[Stored data]

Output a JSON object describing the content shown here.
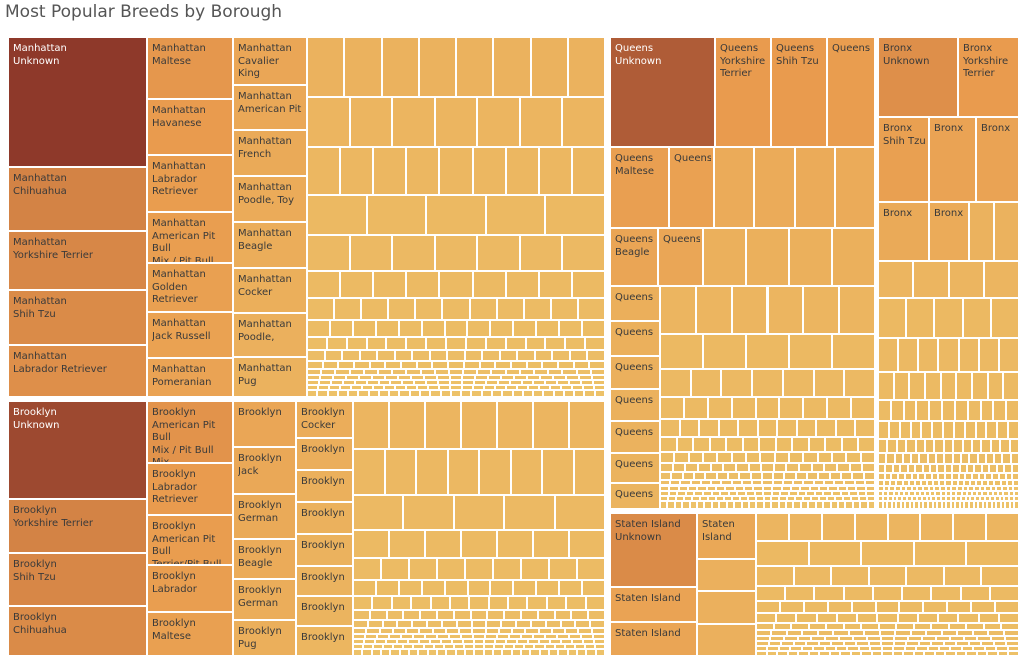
{
  "title": "Most Popular Breeds by Borough",
  "chart_data": {
    "type": "treemap",
    "title": "Most Popular Breeds by Borough",
    "colors": {
      "light": "#EDC46A",
      "mid": "#E99B4E",
      "dark": "#8E392A"
    },
    "boroughs": [
      {
        "name": "Manhattan",
        "labeled_tiles": [
          "Manhattan\nUnknown",
          "Manhattan\nChihuahua",
          "Manhattan\nYorkshire Terrier",
          "Manhattan\nShih Tzu",
          "Manhattan\nLabrador Retriever",
          "Manhattan\nMaltese",
          "Manhattan\nHavanese",
          "Manhattan\nLabrador\nRetriever",
          "Manhattan\nAmerican Pit Bull\nMix / Pit Bull Mix",
          "Manhattan\nGolden Retriever",
          "Manhattan\nJack Russell",
          "Manhattan\nPomeranian",
          "Manhattan\nCavalier King",
          "Manhattan\nAmerican Pit",
          "Manhattan\nFrench",
          "Manhattan\nPoodle, Toy",
          "Manhattan\nBeagle",
          "Manhattan\nCocker",
          "Manhattan\nPoodle,",
          "Manhattan\nPug"
        ]
      },
      {
        "name": "Brooklyn",
        "labeled_tiles": [
          "Brooklyn\nUnknown",
          "Brooklyn\nYorkshire Terrier",
          "Brooklyn\nShih Tzu",
          "Brooklyn\nChihuahua",
          "Brooklyn\nAmerican Pit Bull\nMix / Pit Bull Mix",
          "Brooklyn\nLabrador\nRetriever",
          "Brooklyn\nAmerican Pit Bull\nTerrier/Pit Bull",
          "Brooklyn\nLabrador",
          "Brooklyn\nMaltese",
          "Brooklyn",
          "Brooklyn\nJack",
          "Brooklyn\nGerman",
          "Brooklyn\nBeagle",
          "Brooklyn\nGerman",
          "Brooklyn\nPug",
          "Brooklyn\nCocker",
          "Brooklyn",
          "Brooklyn",
          "Brooklyn",
          "Brooklyn",
          "Brooklyn",
          "Brooklyn",
          "Brooklyn"
        ]
      },
      {
        "name": "Queens",
        "labeled_tiles": [
          "Queens\nUnknown",
          "Queens\nYorkshire\nTerrier",
          "Queens\nShih Tzu",
          "Queens",
          "Queens\nMaltese",
          "Queens",
          "Queens\nBeagle",
          "Queens",
          "Queens",
          "Queens",
          "Queens",
          "Queens",
          "Queens",
          "Queens",
          "Queens"
        ]
      },
      {
        "name": "Bronx",
        "labeled_tiles": [
          "Bronx\nUnknown",
          "Bronx\nYorkshire\nTerrier",
          "Bronx\nShih Tzu",
          "Bronx",
          "Bronx",
          "Bronx",
          "Bronx"
        ]
      },
      {
        "name": "Staten Island",
        "labeled_tiles": [
          "Staten Island\nUnknown",
          "Staten\nIsland",
          "Staten Island",
          "Staten Island"
        ]
      }
    ]
  }
}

PROBLEM - Report each line in the preceding entries that holds the string "Bull".

EXERCISE OUTPUT -
          "Manhattan\nAmerican Pit Bull\nMix / Pit Bull Mix",
          "Brooklyn\nAmerican Pit Bull\nMix / Pit Bull Mix",
          "Brooklyn\nAmerican Pit Bull\nTerrier/Pit Bull",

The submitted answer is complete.